TASK INSTRUCTIONS
Take the material below and retype it in full; pictures are left out.

RECORDS FOR THIS TASK
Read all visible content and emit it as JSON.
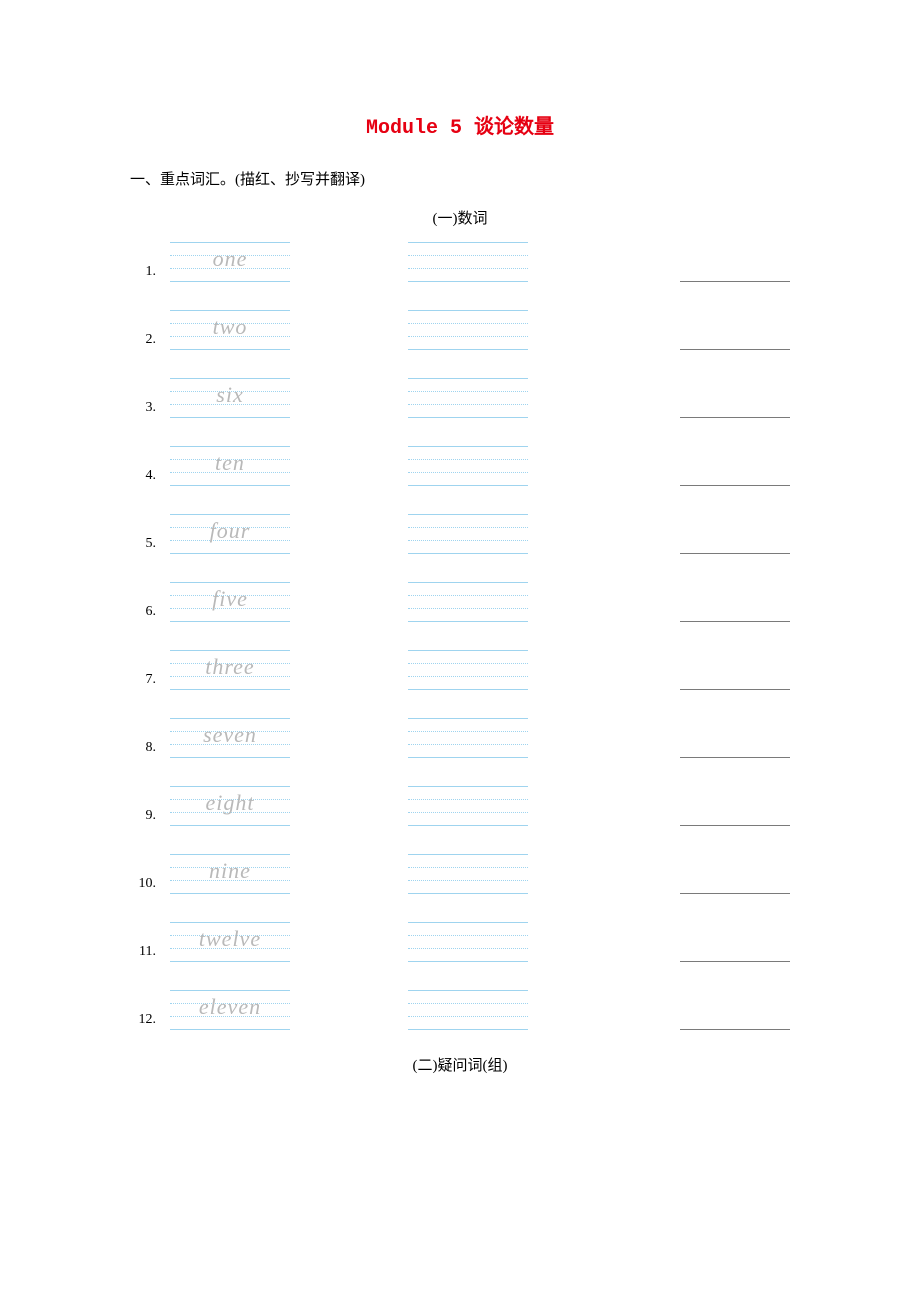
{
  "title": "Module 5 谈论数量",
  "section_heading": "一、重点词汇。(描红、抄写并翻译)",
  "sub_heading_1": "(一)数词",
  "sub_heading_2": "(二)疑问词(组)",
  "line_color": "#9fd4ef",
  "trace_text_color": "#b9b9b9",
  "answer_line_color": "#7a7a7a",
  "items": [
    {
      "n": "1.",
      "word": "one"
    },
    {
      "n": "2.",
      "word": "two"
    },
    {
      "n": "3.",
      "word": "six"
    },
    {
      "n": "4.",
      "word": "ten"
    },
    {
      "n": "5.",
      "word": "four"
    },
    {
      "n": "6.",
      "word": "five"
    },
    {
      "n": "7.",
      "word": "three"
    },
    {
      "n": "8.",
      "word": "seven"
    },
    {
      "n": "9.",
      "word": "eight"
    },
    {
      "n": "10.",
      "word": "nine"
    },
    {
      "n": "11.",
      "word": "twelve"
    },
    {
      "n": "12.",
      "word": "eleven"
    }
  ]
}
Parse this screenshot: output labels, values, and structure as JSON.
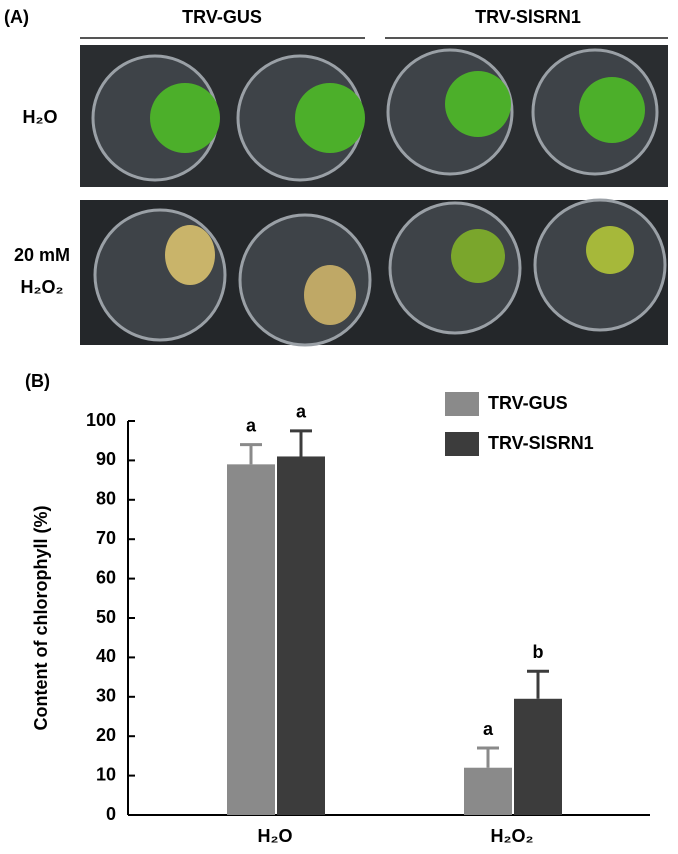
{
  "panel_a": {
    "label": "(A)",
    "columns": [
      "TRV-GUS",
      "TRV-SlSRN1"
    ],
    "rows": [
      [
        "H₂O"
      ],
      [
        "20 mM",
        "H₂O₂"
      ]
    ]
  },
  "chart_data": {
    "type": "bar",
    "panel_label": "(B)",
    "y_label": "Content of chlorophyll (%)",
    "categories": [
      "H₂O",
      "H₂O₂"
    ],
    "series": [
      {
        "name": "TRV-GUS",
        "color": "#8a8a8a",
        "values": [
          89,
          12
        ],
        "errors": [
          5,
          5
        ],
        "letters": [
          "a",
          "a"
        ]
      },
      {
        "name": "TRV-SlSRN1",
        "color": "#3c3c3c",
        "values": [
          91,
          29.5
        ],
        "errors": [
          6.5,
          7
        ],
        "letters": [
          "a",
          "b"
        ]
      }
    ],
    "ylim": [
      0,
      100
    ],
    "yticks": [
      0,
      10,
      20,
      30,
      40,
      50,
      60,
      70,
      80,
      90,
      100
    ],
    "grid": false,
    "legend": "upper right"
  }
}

FINISHED EXERCISE
Read all visible content and emit it as JSON.
{
  "title": "Module 5 谈论数量",
  "section_heading": "一、重点词汇。(描红、抄写并翻译)",
  "sub_heading_1": "(一)数词",
  "sub_heading_2": "(二)疑问词(组)",
  "line_color": "#9fd4ef",
  "trace_text_color": "#b9b9b9",
  "answer_line_color": "#7a7a7a",
  "items": [
    {
      "n": "1.",
      "word": "one"
    },
    {
      "n": "2.",
      "word": "two"
    },
    {
      "n": "3.",
      "word": "six"
    },
    {
      "n": "4.",
      "word": "ten"
    },
    {
      "n": "5.",
      "word": "four"
    },
    {
      "n": "6.",
      "word": "five"
    },
    {
      "n": "7.",
      "word": "three"
    },
    {
      "n": "8.",
      "word": "seven"
    },
    {
      "n": "9.",
      "word": "eight"
    },
    {
      "n": "10.",
      "word": "nine"
    },
    {
      "n": "11.",
      "word": "twelve"
    },
    {
      "n": "12.",
      "word": "eleven"
    }
  ]
}
Parse this screenshot: output labels, values, and structure as JSON.
{
  "panel_a": {
    "label": "(A)",
    "columns": [
      "TRV-GUS",
      "TRV-SlSRN1"
    ],
    "rows": [
      [
        "H₂O"
      ],
      [
        "20 mM",
        "H₂O₂"
      ]
    ]
  },
  "chart_data": {
    "type": "bar",
    "panel_label": "(B)",
    "y_label": "Content of chlorophyll (%)",
    "categories": [
      "H₂O",
      "H₂O₂"
    ],
    "series": [
      {
        "name": "TRV-GUS",
        "color": "#8a8a8a",
        "values": [
          89,
          12
        ],
        "errors": [
          5,
          5
        ],
        "letters": [
          "a",
          "a"
        ]
      },
      {
        "name": "TRV-SlSRN1",
        "color": "#3c3c3c",
        "values": [
          91,
          29.5
        ],
        "errors": [
          6.5,
          7
        ],
        "letters": [
          "a",
          "b"
        ]
      }
    ],
    "ylim": [
      0,
      100
    ],
    "yticks": [
      0,
      10,
      20,
      30,
      40,
      50,
      60,
      70,
      80,
      90,
      100
    ],
    "grid": false,
    "legend": "upper right"
  }
}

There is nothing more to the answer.